Instruction:
Revise each listing below, changing "Patent image size" to "Drawing dimensions" wherever it occurs and keeping everything else the same. Leave the pictures out of your answer.

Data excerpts
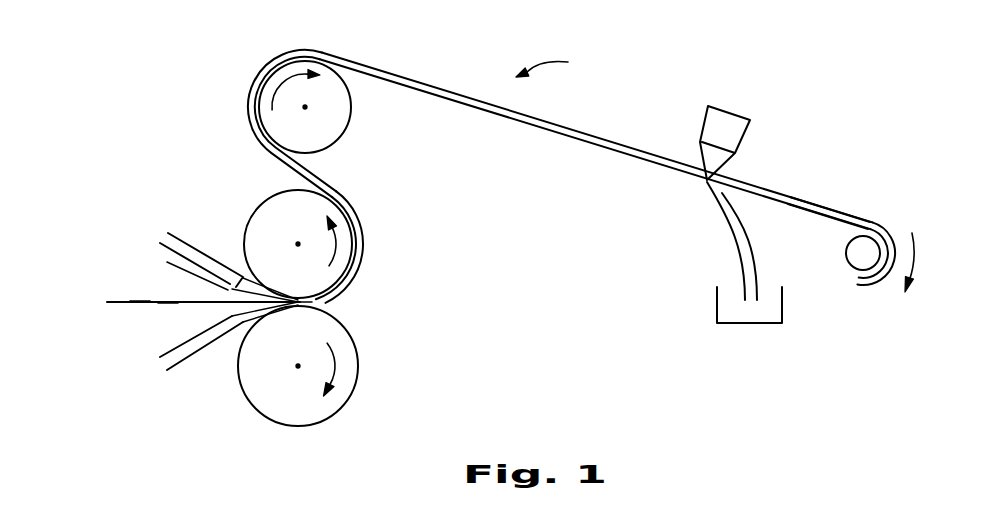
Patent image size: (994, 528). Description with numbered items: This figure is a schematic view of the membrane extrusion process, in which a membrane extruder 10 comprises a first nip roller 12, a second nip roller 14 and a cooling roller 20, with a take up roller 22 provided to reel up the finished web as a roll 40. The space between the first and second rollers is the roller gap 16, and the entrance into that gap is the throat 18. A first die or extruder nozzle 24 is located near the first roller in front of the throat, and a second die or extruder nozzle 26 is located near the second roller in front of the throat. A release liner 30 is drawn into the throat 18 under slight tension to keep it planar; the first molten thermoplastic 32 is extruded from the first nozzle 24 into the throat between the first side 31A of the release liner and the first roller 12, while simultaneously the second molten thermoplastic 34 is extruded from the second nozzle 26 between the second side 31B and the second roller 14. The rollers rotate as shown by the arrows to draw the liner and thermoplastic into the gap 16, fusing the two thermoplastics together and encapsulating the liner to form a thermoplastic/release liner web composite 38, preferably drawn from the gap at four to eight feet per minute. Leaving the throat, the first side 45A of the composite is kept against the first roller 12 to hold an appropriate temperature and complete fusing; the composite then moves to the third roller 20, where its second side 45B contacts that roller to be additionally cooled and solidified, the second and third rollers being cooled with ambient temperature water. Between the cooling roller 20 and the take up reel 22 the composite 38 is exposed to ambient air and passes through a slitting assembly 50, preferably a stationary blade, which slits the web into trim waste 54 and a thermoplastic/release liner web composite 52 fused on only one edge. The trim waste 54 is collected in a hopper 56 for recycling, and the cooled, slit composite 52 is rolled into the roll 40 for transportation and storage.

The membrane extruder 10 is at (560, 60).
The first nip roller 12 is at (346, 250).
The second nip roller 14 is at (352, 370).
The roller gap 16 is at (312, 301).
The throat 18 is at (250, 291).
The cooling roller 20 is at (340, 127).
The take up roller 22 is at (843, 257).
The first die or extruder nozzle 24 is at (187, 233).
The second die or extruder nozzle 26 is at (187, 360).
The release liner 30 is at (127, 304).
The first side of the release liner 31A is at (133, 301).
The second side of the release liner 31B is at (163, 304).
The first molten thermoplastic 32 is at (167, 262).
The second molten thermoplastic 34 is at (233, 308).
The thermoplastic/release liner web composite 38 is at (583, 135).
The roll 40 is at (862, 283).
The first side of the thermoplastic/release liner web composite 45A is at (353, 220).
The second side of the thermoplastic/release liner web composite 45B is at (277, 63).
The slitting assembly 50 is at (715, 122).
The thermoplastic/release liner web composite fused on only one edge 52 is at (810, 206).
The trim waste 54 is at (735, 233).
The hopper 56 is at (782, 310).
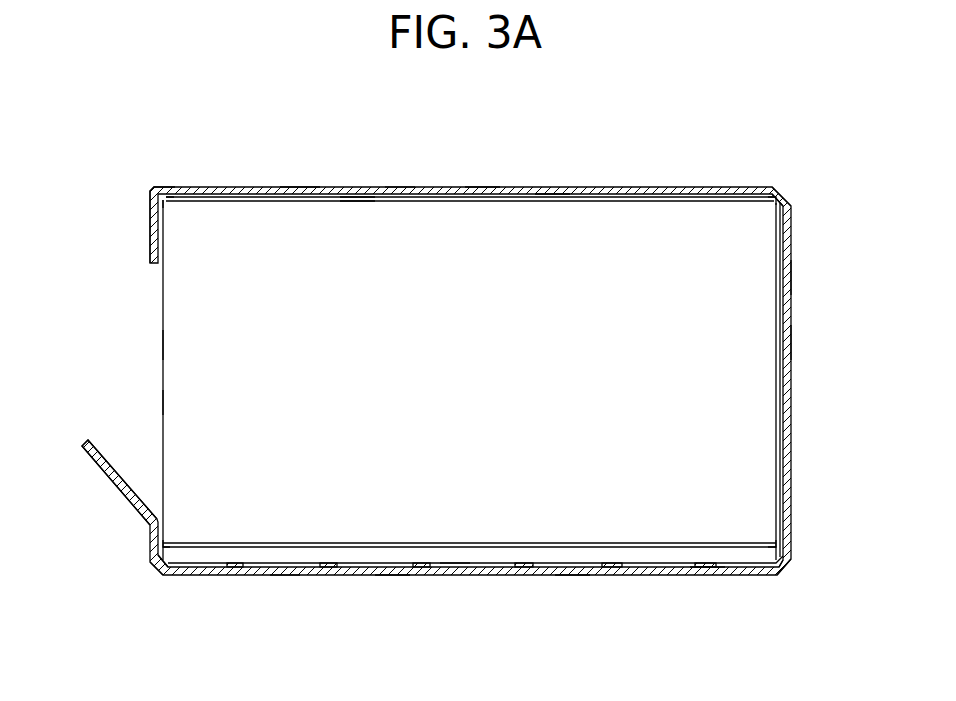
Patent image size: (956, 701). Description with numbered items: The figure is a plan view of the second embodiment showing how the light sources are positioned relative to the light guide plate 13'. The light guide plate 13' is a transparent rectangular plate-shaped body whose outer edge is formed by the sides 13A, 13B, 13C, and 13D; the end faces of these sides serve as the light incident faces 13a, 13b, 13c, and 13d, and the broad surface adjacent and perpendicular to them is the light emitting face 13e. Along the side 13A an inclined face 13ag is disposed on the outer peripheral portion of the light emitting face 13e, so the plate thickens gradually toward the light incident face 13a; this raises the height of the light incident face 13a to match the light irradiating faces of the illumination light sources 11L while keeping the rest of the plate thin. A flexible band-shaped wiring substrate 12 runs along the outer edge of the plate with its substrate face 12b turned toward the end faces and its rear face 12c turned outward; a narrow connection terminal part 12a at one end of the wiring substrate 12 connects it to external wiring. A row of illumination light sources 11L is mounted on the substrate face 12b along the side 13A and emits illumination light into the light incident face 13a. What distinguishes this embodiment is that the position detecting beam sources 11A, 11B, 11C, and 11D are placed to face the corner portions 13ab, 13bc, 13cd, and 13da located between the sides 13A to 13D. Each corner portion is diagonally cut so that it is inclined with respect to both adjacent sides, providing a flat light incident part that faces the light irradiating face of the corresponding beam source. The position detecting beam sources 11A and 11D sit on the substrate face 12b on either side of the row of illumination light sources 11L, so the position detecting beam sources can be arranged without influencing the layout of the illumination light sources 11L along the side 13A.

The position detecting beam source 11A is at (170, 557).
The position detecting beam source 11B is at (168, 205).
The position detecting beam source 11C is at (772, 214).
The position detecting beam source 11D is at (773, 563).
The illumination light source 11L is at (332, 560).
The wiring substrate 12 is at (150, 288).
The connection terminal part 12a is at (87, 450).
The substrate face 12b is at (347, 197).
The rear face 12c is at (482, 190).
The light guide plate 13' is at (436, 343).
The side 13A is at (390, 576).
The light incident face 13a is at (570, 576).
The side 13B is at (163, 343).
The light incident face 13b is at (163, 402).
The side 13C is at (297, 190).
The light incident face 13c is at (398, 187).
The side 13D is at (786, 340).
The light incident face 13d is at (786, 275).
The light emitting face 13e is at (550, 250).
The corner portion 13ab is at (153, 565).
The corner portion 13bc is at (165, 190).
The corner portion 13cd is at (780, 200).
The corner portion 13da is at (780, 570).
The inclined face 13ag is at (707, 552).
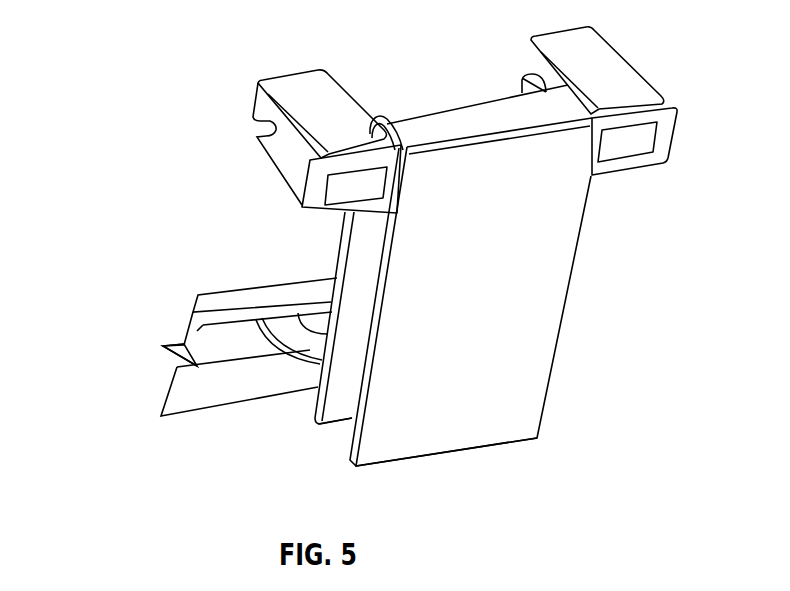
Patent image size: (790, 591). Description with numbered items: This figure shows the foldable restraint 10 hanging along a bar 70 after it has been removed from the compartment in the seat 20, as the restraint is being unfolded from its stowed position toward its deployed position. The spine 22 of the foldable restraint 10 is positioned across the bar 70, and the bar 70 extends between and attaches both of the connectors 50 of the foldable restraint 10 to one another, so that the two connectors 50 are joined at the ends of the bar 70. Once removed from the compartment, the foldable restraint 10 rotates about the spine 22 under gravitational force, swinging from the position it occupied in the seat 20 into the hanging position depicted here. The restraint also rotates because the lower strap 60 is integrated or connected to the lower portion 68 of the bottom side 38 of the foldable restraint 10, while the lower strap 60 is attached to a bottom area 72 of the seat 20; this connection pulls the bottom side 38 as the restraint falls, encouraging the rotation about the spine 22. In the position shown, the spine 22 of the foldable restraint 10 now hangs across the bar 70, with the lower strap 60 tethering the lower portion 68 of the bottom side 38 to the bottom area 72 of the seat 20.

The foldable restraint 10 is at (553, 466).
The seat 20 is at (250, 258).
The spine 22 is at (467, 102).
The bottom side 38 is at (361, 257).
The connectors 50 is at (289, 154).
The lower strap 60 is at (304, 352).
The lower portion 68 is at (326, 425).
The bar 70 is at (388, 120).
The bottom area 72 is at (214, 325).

Correct answer:
Drawing dimensions: (994, 528). Description with numbered items: This figure is a schematic view of the membrane extrusion process, in which a membrane extruder 10 comprises a first nip roller 12, a second nip roller 14 and a cooling roller 20, with a take up roller 22 provided to reel up the finished web as a roll 40. The space between the first and second rollers is the roller gap 16, and the entrance into that gap is the throat 18. A first die or extruder nozzle 24 is located near the first roller in front of the throat, and a second die or extruder nozzle 26 is located near the second roller in front of the throat. A release liner 30 is drawn into the throat 18 under slight tension to keep it planar; the first molten thermoplastic 32 is extruded from the first nozzle 24 into the throat between the first side 31A of the release liner and the first roller 12, while simultaneously the second molten thermoplastic 34 is extruded from the second nozzle 26 between the second side 31B and the second roller 14. The rollers rotate as shown by the arrows to draw the liner and thermoplastic into the gap 16, fusing the two thermoplastics together and encapsulating the liner to form a thermoplastic/release liner web composite 38, preferably drawn from the gap at four to eight feet per minute. Leaving the throat, the first side 45A of the composite is kept against the first roller 12 to hold an appropriate temperature and complete fusing; the composite then moves to the third roller 20, where its second side 45B contacts that roller to be additionally cooled and solidified, the second and third rollers being cooled with ambient temperature water. Between the cooling roller 20 and the take up reel 22 the composite 38 is exposed to ambient air and passes through a slitting assembly 50, preferably a stationary blade, which slits the web into trim waste 54 and a thermoplastic/release liner web composite 52 fused on only one edge. The trim waste 54 is collected in a hopper 56 for recycling, and the cooled, slit composite 52 is rolled into the roll 40 for transportation and storage.

The membrane extruder 10 is at (560, 60).
The first nip roller 12 is at (346, 250).
The second nip roller 14 is at (352, 370).
The roller gap 16 is at (312, 301).
The throat 18 is at (250, 291).
The cooling roller 20 is at (340, 127).
The take up roller 22 is at (843, 257).
The first die or extruder nozzle 24 is at (187, 233).
The second die or extruder nozzle 26 is at (187, 360).
The release liner 30 is at (127, 304).
The first side of the release liner 31A is at (133, 301).
The second side of the release liner 31B is at (163, 304).
The first molten thermoplastic 32 is at (167, 262).
The second molten thermoplastic 34 is at (233, 308).
The thermoplastic/release liner web composite 38 is at (583, 135).
The roll 40 is at (862, 283).
The first side of the thermoplastic/release liner web composite 45A is at (353, 220).
The second side of the thermoplastic/release liner web composite 45B is at (277, 63).
The slitting assembly 50 is at (715, 122).
The thermoplastic/release liner web composite fused on only one edge 52 is at (810, 206).
The trim waste 54 is at (735, 233).
The hopper 56 is at (782, 310).
Drawing dimensions: (956, 701). Description with numbered items: The figure is a plan view of the second embodiment showing how the light sources are positioned relative to the light guide plate 13'. The light guide plate 13' is a transparent rectangular plate-shaped body whose outer edge is formed by the sides 13A, 13B, 13C, and 13D; the end faces of these sides serve as the light incident faces 13a, 13b, 13c, and 13d, and the broad surface adjacent and perpendicular to them is the light emitting face 13e. Along the side 13A an inclined face 13ag is disposed on the outer peripheral portion of the light emitting face 13e, so the plate thickens gradually toward the light incident face 13a; this raises the height of the light incident face 13a to match the light irradiating faces of the illumination light sources 11L while keeping the rest of the plate thin. A flexible band-shaped wiring substrate 12 runs along the outer edge of the plate with its substrate face 12b turned toward the end faces and its rear face 12c turned outward; a narrow connection terminal part 12a at one end of the wiring substrate 12 connects it to external wiring. A row of illumination light sources 11L is mounted on the substrate face 12b along the side 13A and emits illumination light into the light incident face 13a. What distinguishes this embodiment is that the position detecting beam sources 11A, 11B, 11C, and 11D are placed to face the corner portions 13ab, 13bc, 13cd, and 13da located between the sides 13A to 13D. Each corner portion is diagonally cut so that it is inclined with respect to both adjacent sides, providing a flat light incident part that faces the light irradiating face of the corresponding beam source. The position detecting beam sources 11A and 11D sit on the substrate face 12b on either side of the row of illumination light sources 11L, so the position detecting beam sources can be arranged without influencing the layout of the illumination light sources 11L along the side 13A.

The position detecting beam source 11A is at (170, 557).
The position detecting beam source 11B is at (168, 205).
The position detecting beam source 11C is at (772, 214).
The position detecting beam source 11D is at (773, 563).
The illumination light source 11L is at (332, 560).
The wiring substrate 12 is at (150, 288).
The connection terminal part 12a is at (87, 450).
The substrate face 12b is at (347, 197).
The rear face 12c is at (482, 190).
The light guide plate 13' is at (436, 343).
The side 13A is at (390, 576).
The light incident face 13a is at (570, 576).
The side 13B is at (163, 343).
The light incident face 13b is at (163, 402).
The side 13C is at (297, 190).
The light incident face 13c is at (398, 187).
The side 13D is at (786, 340).
The light incident face 13d is at (786, 275).
The light emitting face 13e is at (550, 250).
The corner portion 13ab is at (153, 565).
The corner portion 13bc is at (165, 190).
The corner portion 13cd is at (780, 200).
The corner portion 13da is at (780, 570).
The inclined face 13ag is at (707, 552).
Drawing dimensions: (790, 591). Description with numbered items: This figure shows the foldable restraint 10 hanging along a bar 70 after it has been removed from the compartment in the seat 20, as the restraint is being unfolded from its stowed position toward its deployed position. The spine 22 of the foldable restraint 10 is positioned across the bar 70, and the bar 70 extends between and attaches both of the connectors 50 of the foldable restraint 10 to one another, so that the two connectors 50 are joined at the ends of the bar 70. Once removed from the compartment, the foldable restraint 10 rotates about the spine 22 under gravitational force, swinging from the position it occupied in the seat 20 into the hanging position depicted here. The restraint also rotates because the lower strap 60 is integrated or connected to the lower portion 68 of the bottom side 38 of the foldable restraint 10, while the lower strap 60 is attached to a bottom area 72 of the seat 20; this connection pulls the bottom side 38 as the restraint falls, encouraging the rotation about the spine 22. In the position shown, the spine 22 of the foldable restraint 10 now hangs across the bar 70, with the lower strap 60 tethering the lower portion 68 of the bottom side 38 to the bottom area 72 of the seat 20.

The foldable restraint 10 is at (553, 466).
The seat 20 is at (250, 258).
The spine 22 is at (467, 102).
The bottom side 38 is at (361, 257).
The connectors 50 is at (289, 154).
The lower strap 60 is at (304, 352).
The lower portion 68 is at (326, 425).
The bar 70 is at (388, 120).
The bottom area 72 is at (214, 325).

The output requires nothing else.